- The task:
Check each line of the listing below for the string "阅读下面文字", and give only how many lines hold it.
::::
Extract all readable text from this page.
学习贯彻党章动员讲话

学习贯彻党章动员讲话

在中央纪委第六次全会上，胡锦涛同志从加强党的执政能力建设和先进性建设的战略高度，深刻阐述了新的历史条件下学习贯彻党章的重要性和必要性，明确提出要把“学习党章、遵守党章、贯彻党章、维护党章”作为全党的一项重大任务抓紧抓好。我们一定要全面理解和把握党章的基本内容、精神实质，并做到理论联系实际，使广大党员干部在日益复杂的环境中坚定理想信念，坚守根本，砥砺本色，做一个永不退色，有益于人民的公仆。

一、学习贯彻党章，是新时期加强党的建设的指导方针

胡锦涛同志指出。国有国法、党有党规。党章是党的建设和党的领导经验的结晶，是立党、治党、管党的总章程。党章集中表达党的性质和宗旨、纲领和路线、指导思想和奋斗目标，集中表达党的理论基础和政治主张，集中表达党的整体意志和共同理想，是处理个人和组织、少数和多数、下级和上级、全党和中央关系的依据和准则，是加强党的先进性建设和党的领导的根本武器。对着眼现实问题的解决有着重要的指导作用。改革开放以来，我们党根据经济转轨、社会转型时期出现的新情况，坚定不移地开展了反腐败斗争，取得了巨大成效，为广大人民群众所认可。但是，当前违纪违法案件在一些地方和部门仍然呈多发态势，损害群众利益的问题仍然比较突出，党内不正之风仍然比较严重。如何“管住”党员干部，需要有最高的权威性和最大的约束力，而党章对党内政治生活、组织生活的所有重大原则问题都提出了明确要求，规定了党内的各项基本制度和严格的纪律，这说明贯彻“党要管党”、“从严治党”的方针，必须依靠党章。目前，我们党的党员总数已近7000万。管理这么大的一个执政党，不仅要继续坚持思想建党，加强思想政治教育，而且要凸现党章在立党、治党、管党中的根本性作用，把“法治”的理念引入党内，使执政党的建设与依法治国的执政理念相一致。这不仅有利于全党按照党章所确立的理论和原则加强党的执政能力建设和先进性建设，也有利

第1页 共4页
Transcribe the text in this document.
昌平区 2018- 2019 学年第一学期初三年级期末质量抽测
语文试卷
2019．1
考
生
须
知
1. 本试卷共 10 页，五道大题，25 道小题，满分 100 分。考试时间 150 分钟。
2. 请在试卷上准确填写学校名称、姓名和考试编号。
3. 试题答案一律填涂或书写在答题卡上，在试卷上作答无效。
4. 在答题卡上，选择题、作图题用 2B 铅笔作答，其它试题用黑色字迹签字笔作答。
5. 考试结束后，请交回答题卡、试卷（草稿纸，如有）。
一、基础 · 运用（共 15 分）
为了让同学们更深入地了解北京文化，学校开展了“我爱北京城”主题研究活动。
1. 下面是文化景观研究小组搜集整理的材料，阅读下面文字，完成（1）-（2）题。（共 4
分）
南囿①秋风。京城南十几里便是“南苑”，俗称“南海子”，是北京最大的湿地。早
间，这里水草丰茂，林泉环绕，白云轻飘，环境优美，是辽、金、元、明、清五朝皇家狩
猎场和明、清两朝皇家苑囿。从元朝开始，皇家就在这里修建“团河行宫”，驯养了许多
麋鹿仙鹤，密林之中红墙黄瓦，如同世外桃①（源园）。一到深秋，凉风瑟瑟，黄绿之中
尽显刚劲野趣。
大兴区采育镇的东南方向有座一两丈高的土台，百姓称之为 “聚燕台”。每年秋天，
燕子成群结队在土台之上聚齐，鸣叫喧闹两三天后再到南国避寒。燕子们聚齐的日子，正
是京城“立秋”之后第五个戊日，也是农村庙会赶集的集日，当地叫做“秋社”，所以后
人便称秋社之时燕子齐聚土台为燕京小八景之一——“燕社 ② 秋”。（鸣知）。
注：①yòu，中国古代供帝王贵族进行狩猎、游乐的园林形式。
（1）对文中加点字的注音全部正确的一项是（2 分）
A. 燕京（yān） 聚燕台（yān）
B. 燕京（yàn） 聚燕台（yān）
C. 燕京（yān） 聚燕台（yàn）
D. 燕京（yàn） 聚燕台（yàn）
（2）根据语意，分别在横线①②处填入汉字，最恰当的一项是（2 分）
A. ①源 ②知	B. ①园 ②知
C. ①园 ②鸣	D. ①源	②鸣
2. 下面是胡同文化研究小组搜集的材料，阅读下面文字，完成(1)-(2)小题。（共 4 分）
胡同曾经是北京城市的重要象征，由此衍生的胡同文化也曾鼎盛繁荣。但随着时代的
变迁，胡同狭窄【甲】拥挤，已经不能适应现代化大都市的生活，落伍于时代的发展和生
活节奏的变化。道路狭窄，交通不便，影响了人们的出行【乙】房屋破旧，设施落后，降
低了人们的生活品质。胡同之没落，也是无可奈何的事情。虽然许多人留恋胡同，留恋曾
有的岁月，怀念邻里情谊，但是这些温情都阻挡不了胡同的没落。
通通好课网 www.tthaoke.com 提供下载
::::
- Answer to this problem:
2